═════ Information shown

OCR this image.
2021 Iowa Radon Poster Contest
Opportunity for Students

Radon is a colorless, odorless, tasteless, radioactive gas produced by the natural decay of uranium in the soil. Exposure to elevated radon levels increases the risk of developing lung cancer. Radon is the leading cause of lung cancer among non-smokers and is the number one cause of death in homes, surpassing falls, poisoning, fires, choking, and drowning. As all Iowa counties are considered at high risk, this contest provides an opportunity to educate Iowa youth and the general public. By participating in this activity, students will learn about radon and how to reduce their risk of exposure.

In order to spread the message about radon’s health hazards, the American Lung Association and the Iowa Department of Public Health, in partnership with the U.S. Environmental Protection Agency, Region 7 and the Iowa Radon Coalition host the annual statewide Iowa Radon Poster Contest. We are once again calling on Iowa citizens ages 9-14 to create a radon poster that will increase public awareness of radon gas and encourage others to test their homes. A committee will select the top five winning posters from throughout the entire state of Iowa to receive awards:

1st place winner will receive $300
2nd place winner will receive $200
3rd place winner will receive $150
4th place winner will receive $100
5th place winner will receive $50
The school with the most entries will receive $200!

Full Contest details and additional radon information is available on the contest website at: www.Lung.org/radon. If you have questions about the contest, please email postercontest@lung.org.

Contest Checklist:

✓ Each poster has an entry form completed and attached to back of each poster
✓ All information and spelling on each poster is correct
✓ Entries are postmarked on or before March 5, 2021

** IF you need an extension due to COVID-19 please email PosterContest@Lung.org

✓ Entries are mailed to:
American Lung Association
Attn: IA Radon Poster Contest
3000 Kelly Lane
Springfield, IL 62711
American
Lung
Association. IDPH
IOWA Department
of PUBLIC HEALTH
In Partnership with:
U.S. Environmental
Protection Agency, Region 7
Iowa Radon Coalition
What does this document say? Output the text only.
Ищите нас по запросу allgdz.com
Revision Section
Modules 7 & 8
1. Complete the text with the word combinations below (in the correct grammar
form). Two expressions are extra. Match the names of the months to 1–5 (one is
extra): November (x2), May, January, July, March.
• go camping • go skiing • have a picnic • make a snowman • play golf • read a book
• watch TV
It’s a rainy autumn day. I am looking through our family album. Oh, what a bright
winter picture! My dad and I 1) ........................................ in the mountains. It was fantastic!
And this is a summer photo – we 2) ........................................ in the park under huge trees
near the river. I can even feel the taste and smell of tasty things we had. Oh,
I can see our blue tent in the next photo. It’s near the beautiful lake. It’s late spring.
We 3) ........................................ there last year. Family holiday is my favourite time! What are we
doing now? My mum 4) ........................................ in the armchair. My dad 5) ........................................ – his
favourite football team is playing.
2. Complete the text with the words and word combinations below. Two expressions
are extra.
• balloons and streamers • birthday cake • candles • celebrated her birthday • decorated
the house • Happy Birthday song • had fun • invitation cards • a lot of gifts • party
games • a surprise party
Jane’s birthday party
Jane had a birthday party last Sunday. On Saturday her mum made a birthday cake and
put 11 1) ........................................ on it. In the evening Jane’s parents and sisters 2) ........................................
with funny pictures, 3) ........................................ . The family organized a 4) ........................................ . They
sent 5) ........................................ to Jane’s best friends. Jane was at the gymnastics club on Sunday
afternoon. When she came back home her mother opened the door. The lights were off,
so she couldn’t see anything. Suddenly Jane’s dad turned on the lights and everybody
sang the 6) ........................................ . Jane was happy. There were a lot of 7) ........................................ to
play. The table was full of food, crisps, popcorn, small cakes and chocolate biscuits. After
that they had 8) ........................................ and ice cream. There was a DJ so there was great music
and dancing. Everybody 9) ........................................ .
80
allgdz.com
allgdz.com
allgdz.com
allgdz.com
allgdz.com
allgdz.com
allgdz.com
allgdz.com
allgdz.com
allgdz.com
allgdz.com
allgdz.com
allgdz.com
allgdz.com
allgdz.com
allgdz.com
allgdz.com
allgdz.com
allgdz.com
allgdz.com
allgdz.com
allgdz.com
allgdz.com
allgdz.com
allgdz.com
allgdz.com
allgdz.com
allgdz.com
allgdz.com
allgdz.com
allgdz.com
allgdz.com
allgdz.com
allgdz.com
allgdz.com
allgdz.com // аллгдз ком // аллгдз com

══════════

## Task instructions
Copy out every line of the listing that includes the string "have".

## Worked solution
Full Contest details and additional radon information is available on the contest website at: www.Lung.org/radon. If you have questions about the contest, please email postercontest@lung.org.
• go camping • go skiing • have a picnic • make a snowman • play golf • read a book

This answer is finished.